Set task >> Pick out each line below containing "medh".

Dataset rows >>
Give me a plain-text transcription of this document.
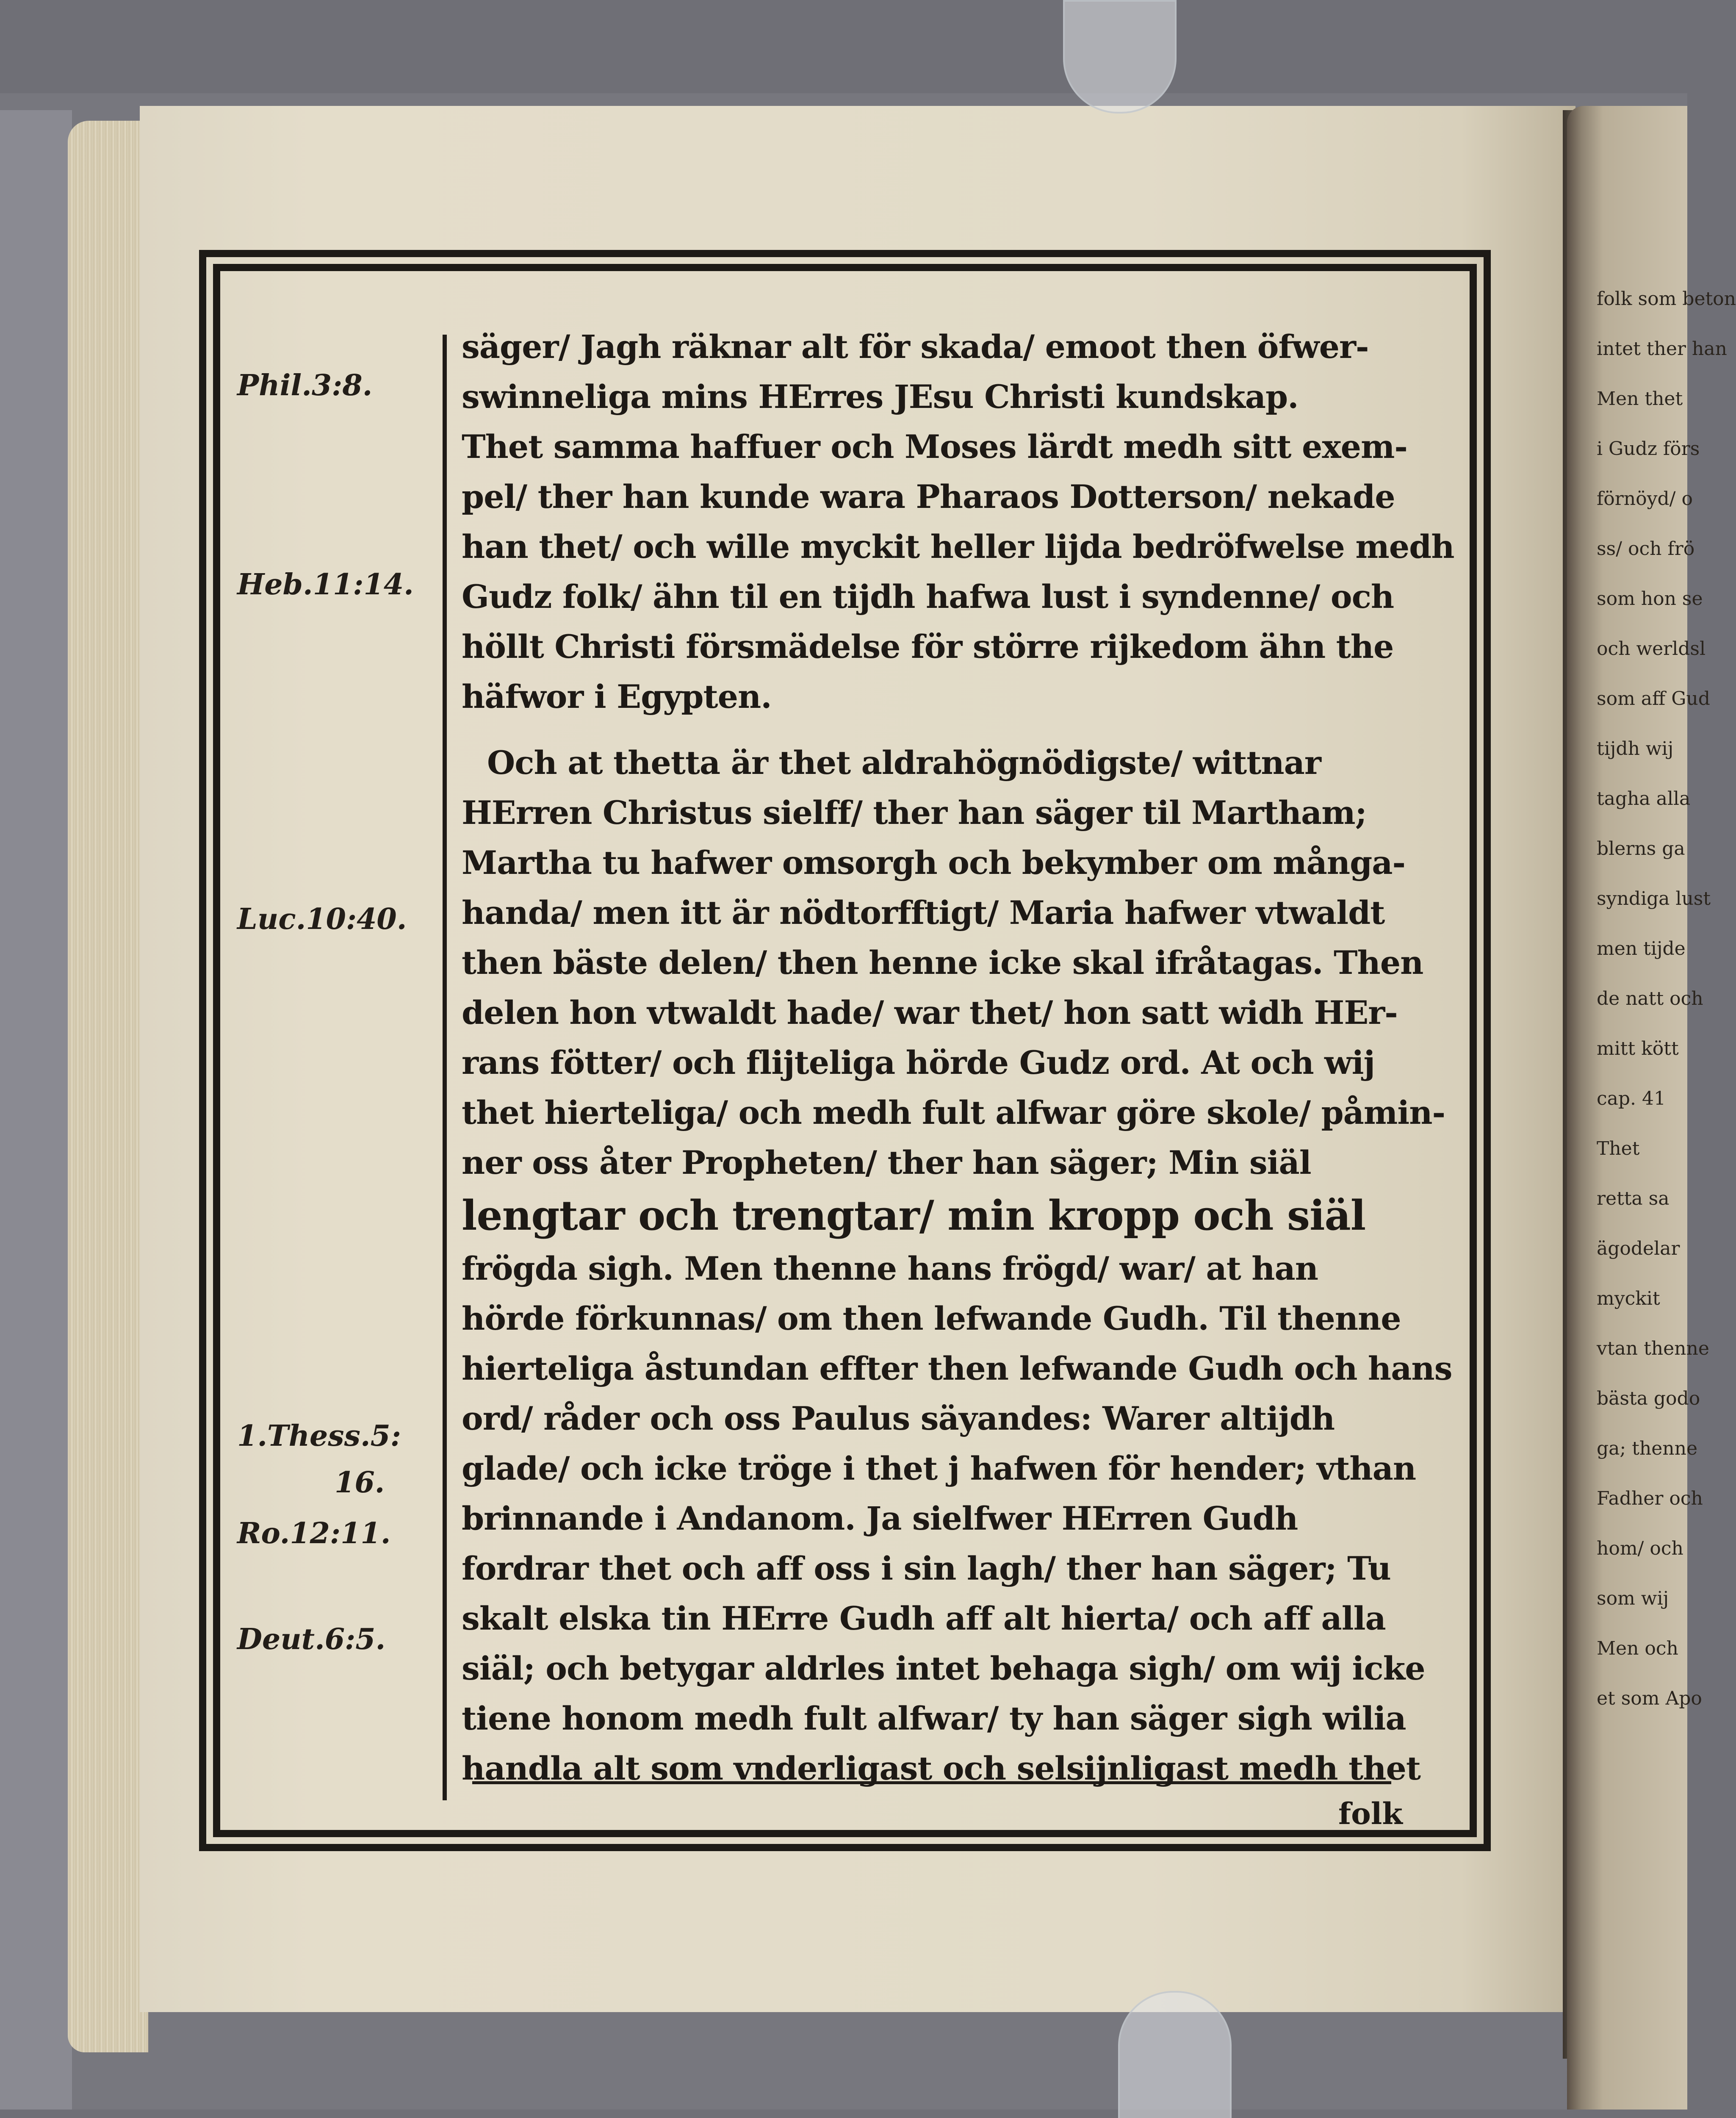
folk som beton
intet ther han
Men thet
i Gudz förs
förnöyd/ o
ss/ och frö
som hon se
och werldsl
som aff Gud
tijdh wij
tagha alla
blerns ga
syndiga lust
men tijde
de natt och
mitt kött
cap. 41
Thet
retta sa
ägodelar
myckit
vtan thenne
bästa godo
ga; thenne
Fadher och
hom/ och
som wij
Men och
et som Apo
Phil.3:8.
Heb.11:14.
Luc.10:40.
1.Thess.5:
16.
Ro.12:11.
Deut.6:5.
säger/ Jagh räknar alt för skada/ emoot then öfwer-
swinneliga mins HErres JEsu Christi kundskap.
Thet samma haffuer och Moses lärdt medh sitt exem-
pel/ ther han kunde wara Pharaos Dotterson/ nekade
han thet/ och wille myckit heller lijda bedröfwelse medh
Gudz folk/ ähn til en tijdh hafwa lust i syndenne/ och
höllt Christi försmädelse för större rijkedom ähn the
häfwor i Egypten.
Och at thetta är thet aldrahögnödigste/ wittnar
HErren Christus sielff/ ther han säger til Martham;
Martha tu hafwer omsorgh och bekymber om många-
handa/ men itt är nödtorfftigt/ Maria hafwer vtwaldt
then bäste delen/ then henne icke skal ifråtagas. Then
delen hon vtwaldt hade/ war thet/ hon satt widh HEr-
rans fötter/ och flijteliga hörde Gudz ord. At och wij
thet hierteliga/ och medh fult alfwar göre skole/ påmin-
ner oss åter Propheten/ ther han säger; Min siäl
lengtar och trengtar/ min kropp och siäl
frögda sigh. Men thenne hans frögd/ war/ at han
hörde förkunnas/ om then lefwande Gudh. Til thenne
hierteliga åstundan effter then lefwande Gudh och hans
ord/ råder och oss Paulus säyandes: Warer altijdh
glade/ och icke tröge i thet j hafwen för hender; vthan
brinnande i Andanom. Ja sielfwer HErren Gudh
fordrar thet och aff oss i sin lagh/ ther han säger; Tu
skalt elska tin HErre Gudh aff alt hierta/ och aff alla
siäl; och betygar aldrles intet behaga sigh/ om wij icke
tiene honom medh fult alfwar/ ty han säger sigh wilia
handla alt som vnderligast och selsijnligast medh thet
folk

Answer for this exercise >>
Thet samma haffuer och Moses lärdt medh sitt exem-
han thet/ och wille myckit heller lijda bedröfwelse medh
thet hierteliga/ och medh fult alfwar göre skole/ påmin-
tiene honom medh fult alfwar/ ty han säger sigh wilia
handla alt som vnderligast och selsijnligast medh thet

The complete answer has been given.